Short task.
Every record should be written out exactly, please.

— START Provided entries —

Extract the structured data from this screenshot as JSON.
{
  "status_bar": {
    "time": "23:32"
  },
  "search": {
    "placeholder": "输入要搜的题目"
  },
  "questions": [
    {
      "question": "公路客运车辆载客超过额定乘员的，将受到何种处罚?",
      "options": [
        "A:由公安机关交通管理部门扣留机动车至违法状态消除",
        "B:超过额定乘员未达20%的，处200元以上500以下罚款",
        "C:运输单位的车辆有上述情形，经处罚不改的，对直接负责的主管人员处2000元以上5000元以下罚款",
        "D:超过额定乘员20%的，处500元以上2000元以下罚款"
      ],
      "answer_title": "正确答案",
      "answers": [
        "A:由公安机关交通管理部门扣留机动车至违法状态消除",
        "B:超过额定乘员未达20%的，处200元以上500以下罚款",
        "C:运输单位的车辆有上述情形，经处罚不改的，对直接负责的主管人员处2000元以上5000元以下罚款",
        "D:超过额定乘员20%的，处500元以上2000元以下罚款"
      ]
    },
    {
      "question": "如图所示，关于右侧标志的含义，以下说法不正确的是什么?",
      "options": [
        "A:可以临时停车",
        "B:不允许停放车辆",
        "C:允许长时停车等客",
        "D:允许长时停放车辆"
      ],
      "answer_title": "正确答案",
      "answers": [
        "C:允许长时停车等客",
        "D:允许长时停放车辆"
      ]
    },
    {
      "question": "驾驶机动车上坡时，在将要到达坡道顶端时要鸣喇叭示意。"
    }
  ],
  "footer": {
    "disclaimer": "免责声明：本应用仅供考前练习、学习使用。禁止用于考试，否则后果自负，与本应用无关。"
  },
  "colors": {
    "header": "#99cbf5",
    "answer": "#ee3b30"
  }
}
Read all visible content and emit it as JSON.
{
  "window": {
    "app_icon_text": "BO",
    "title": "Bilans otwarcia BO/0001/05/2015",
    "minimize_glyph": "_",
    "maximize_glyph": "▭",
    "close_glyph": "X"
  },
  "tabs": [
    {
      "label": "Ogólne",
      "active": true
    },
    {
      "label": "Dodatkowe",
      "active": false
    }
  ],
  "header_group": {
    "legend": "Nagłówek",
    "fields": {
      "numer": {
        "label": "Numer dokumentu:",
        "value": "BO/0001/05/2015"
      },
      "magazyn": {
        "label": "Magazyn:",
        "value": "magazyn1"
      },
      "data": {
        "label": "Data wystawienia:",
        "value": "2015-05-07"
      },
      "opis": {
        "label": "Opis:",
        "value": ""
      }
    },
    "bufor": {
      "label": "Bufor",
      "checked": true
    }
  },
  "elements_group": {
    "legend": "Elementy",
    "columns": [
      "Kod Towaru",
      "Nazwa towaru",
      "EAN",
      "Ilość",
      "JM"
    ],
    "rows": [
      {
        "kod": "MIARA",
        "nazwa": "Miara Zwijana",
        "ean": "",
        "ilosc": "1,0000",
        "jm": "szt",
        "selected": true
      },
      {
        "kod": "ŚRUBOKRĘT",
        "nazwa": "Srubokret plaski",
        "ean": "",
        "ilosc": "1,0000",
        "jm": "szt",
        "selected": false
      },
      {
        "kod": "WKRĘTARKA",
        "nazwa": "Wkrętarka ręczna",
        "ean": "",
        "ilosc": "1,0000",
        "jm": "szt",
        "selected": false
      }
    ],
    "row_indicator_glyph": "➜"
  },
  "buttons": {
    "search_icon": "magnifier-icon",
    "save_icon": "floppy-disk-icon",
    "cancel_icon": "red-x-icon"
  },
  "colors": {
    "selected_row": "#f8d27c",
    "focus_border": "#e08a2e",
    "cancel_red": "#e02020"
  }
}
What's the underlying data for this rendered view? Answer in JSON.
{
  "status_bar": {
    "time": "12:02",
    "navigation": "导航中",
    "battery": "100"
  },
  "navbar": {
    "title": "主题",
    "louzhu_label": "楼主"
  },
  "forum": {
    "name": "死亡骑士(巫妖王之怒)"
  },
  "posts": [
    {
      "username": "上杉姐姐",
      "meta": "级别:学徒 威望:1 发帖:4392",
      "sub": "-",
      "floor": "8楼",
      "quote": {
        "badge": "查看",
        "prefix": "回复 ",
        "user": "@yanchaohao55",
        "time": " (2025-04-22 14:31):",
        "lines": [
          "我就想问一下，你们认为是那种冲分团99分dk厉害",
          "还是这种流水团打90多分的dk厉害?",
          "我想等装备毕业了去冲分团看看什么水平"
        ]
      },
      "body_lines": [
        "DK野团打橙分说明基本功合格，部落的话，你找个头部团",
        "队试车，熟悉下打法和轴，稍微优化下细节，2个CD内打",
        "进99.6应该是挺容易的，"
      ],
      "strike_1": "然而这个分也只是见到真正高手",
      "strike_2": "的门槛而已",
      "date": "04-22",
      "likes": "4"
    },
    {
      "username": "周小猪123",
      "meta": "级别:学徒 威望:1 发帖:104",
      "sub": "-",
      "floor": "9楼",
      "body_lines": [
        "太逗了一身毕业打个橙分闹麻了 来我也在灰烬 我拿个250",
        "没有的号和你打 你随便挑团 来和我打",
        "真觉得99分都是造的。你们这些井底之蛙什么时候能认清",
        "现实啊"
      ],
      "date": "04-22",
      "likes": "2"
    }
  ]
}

— END Provided entries —

Output.
Extract the structured data from this screenshot as JSON.
{
  "status_bar": {
    "time": "23:32"
  },
  "search": {
    "placeholder": "输入要搜的题目"
  },
  "questions": [
    {
      "question": "公路客运车辆载客超过额定乘员的，将受到何种处罚?",
      "options": [
        "A:由公安机关交通管理部门扣留机动车至违法状态消除",
        "B:超过额定乘员未达20%的，处200元以上500以下罚款",
        "C:运输单位的车辆有上述情形，经处罚不改的，对直接负责的主管人员处2000元以上5000元以下罚款",
        "D:超过额定乘员20%的，处500元以上2000元以下罚款"
      ],
      "answer_title": "正确答案",
      "answers": [
        "A:由公安机关交通管理部门扣留机动车至违法状态消除",
        "B:超过额定乘员未达20%的，处200元以上500以下罚款",
        "C:运输单位的车辆有上述情形，经处罚不改的，对直接负责的主管人员处2000元以上5000元以下罚款",
        "D:超过额定乘员20%的，处500元以上2000元以下罚款"
      ]
    },
    {
      "question": "如图所示，关于右侧标志的含义，以下说法不正确的是什么?",
      "options": [
        "A:可以临时停车",
        "B:不允许停放车辆",
        "C:允许长时停车等客",
        "D:允许长时停放车辆"
      ],
      "answer_title": "正确答案",
      "answers": [
        "C:允许长时停车等客",
        "D:允许长时停放车辆"
      ]
    },
    {
      "question": "驾驶机动车上坡时，在将要到达坡道顶端时要鸣喇叭示意。"
    }
  ],
  "footer": {
    "disclaimer": "免责声明：本应用仅供考前练习、学习使用。禁止用于考试，否则后果自负，与本应用无关。"
  },
  "colors": {
    "header": "#99cbf5",
    "answer": "#ee3b30"
  }
}
Read all visible content and emit it as JSON.
{
  "window": {
    "app_icon_text": "BO",
    "title": "Bilans otwarcia BO/0001/05/2015",
    "minimize_glyph": "_",
    "maximize_glyph": "▭",
    "close_glyph": "X"
  },
  "tabs": [
    {
      "label": "Ogólne",
      "active": true
    },
    {
      "label": "Dodatkowe",
      "active": false
    }
  ],
  "header_group": {
    "legend": "Nagłówek",
    "fields": {
      "numer": {
        "label": "Numer dokumentu:",
        "value": "BO/0001/05/2015"
      },
      "magazyn": {
        "label": "Magazyn:",
        "value": "magazyn1"
      },
      "data": {
        "label": "Data wystawienia:",
        "value": "2015-05-07"
      },
      "opis": {
        "label": "Opis:",
        "value": ""
      }
    },
    "bufor": {
      "label": "Bufor",
      "checked": true
    }
  },
  "elements_group": {
    "legend": "Elementy",
    "columns": [
      "Kod Towaru",
      "Nazwa towaru",
      "EAN",
      "Ilość",
      "JM"
    ],
    "rows": [
      {
        "kod": "MIARA",
        "nazwa": "Miara Zwijana",
        "ean": "",
        "ilosc": "1,0000",
        "jm": "szt",
        "selected": true
      },
      {
        "kod": "ŚRUBOKRĘT",
        "nazwa": "Srubokret plaski",
        "ean": "",
        "ilosc": "1,0000",
        "jm": "szt",
        "selected": false
      },
      {
        "kod": "WKRĘTARKA",
        "nazwa": "Wkrętarka ręczna",
        "ean": "",
        "ilosc": "1,0000",
        "jm": "szt",
        "selected": false
      }
    ],
    "row_indicator_glyph": "➜"
  },
  "buttons": {
    "search_icon": "magnifier-icon",
    "save_icon": "floppy-disk-icon",
    "cancel_icon": "red-x-icon"
  },
  "colors": {
    "selected_row": "#f8d27c",
    "focus_border": "#e08a2e",
    "cancel_red": "#e02020"
  }
}
What's the underlying data for this rendered view? Answer in JSON.
{
  "status_bar": {
    "time": "12:02",
    "navigation": "导航中",
    "battery": "100"
  },
  "navbar": {
    "title": "主题",
    "louzhu_label": "楼主"
  },
  "forum": {
    "name": "死亡骑士(巫妖王之怒)"
  },
  "posts": [
    {
      "username": "上杉姐姐",
      "meta": "级别:学徒 威望:1 发帖:4392",
      "sub": "-",
      "floor": "8楼",
      "quote": {
        "badge": "查看",
        "prefix": "回复 ",
        "user": "@yanchaohao55",
        "time": " (2025-04-22 14:31):",
        "lines": [
          "我就想问一下，你们认为是那种冲分团99分dk厉害",
          "还是这种流水团打90多分的dk厉害?",
          "我想等装备毕业了去冲分团看看什么水平"
        ]
      },
      "body_lines": [
        "DK野团打橙分说明基本功合格，部落的话，你找个头部团",
        "队试车，熟悉下打法和轴，稍微优化下细节，2个CD内打",
        "进99.6应该是挺容易的，"
      ],
      "strike_1": "然而这个分也只是见到真正高手",
      "strike_2": "的门槛而已",
      "date": "04-22",
      "likes": "4"
    },
    {
      "username": "周小猪123",
      "meta": "级别:学徒 威望:1 发帖:104",
      "sub": "-",
      "floor": "9楼",
      "body_lines": [
        "太逗了一身毕业打个橙分闹麻了 来我也在灰烬 我拿个250",
        "没有的号和你打 你随便挑团 来和我打",
        "真觉得99分都是造的。你们这些井底之蛙什么时候能认清",
        "现实啊"
      ],
      "date": "04-22",
      "likes": "2"
    }
  ]
}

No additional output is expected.